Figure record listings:
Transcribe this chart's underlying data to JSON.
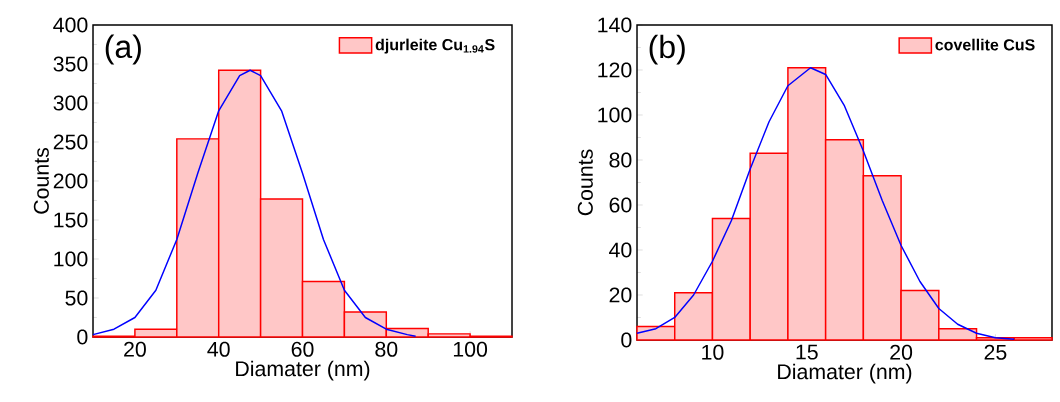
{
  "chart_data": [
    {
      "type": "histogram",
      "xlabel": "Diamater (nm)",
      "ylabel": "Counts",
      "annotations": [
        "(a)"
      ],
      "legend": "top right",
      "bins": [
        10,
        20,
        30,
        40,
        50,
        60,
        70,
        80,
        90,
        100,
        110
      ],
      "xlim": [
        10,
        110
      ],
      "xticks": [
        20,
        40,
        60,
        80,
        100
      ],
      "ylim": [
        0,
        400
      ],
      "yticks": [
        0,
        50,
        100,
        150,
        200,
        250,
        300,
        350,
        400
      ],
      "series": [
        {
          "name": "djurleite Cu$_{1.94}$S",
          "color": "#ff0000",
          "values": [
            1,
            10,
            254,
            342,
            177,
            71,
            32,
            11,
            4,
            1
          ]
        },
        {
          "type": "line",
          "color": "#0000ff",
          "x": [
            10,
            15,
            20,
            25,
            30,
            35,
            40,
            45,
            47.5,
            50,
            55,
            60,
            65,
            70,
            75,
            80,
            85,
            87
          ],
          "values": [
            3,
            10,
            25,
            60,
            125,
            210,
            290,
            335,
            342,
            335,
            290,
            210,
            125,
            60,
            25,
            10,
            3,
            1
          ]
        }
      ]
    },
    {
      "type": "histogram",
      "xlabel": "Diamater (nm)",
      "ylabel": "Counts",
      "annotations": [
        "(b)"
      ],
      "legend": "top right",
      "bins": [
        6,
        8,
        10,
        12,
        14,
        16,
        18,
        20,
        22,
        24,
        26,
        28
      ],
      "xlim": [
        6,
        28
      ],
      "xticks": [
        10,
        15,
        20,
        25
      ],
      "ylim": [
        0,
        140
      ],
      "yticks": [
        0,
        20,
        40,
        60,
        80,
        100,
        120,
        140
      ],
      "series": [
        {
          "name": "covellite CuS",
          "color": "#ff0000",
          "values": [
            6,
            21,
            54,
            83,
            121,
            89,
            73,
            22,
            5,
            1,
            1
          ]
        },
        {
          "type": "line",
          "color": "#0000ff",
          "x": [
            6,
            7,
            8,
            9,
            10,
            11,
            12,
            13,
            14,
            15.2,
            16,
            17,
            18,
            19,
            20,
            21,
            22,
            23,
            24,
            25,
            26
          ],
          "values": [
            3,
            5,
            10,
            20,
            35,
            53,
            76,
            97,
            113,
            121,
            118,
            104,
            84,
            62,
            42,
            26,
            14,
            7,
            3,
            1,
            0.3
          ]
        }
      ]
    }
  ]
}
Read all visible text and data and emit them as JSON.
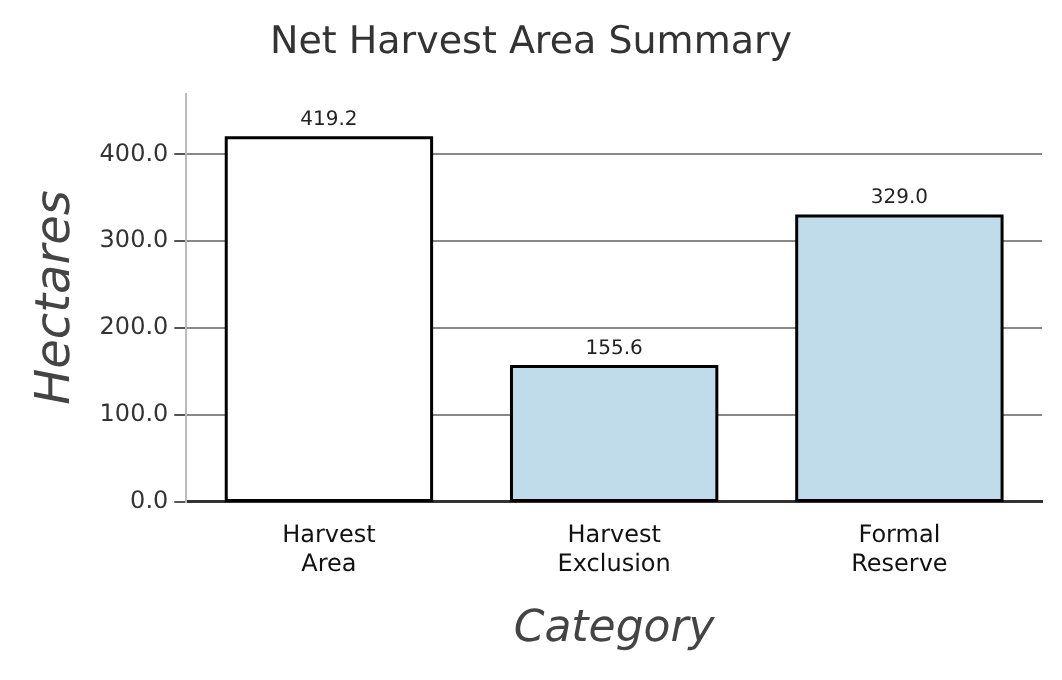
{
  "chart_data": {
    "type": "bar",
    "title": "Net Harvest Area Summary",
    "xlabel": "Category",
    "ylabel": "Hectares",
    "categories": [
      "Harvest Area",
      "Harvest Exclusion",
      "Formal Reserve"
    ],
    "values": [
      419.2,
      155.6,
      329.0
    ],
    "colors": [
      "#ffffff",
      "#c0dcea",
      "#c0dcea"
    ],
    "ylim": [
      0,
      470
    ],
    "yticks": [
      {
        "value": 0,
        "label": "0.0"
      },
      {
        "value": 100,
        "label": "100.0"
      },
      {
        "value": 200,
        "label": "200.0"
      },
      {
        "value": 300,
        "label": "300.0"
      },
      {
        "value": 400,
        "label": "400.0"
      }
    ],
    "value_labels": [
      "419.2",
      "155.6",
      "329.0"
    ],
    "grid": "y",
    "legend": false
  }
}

## [PROBLEM REQUIREMENTS]
Please copy the lines above, starting at the one that holds "Read all visible" and stopping after the last line, exactly as they appear and minus the pictures.

## [OUTPUT BELOW]
Read all visible text and data and emit them as JSON.
{
  "chart_data": {
    "type": "bar",
    "title": "Net Harvest Area Summary",
    "xlabel": "Category",
    "ylabel": "Hectares",
    "categories": [
      "Harvest Area",
      "Harvest Exclusion",
      "Formal Reserve"
    ],
    "values": [
      419.2,
      155.6,
      329.0
    ],
    "colors": [
      "#ffffff",
      "#c0dcea",
      "#c0dcea"
    ],
    "ylim": [
      0,
      470
    ],
    "yticks": [
      {
        "value": 0,
        "label": "0.0"
      },
      {
        "value": 100,
        "label": "100.0"
      },
      {
        "value": 200,
        "label": "200.0"
      },
      {
        "value": 300,
        "label": "300.0"
      },
      {
        "value": 400,
        "label": "400.0"
      }
    ],
    "value_labels": [
      "419.2",
      "155.6",
      "329.0"
    ],
    "grid": "y",
    "legend": false
  }
}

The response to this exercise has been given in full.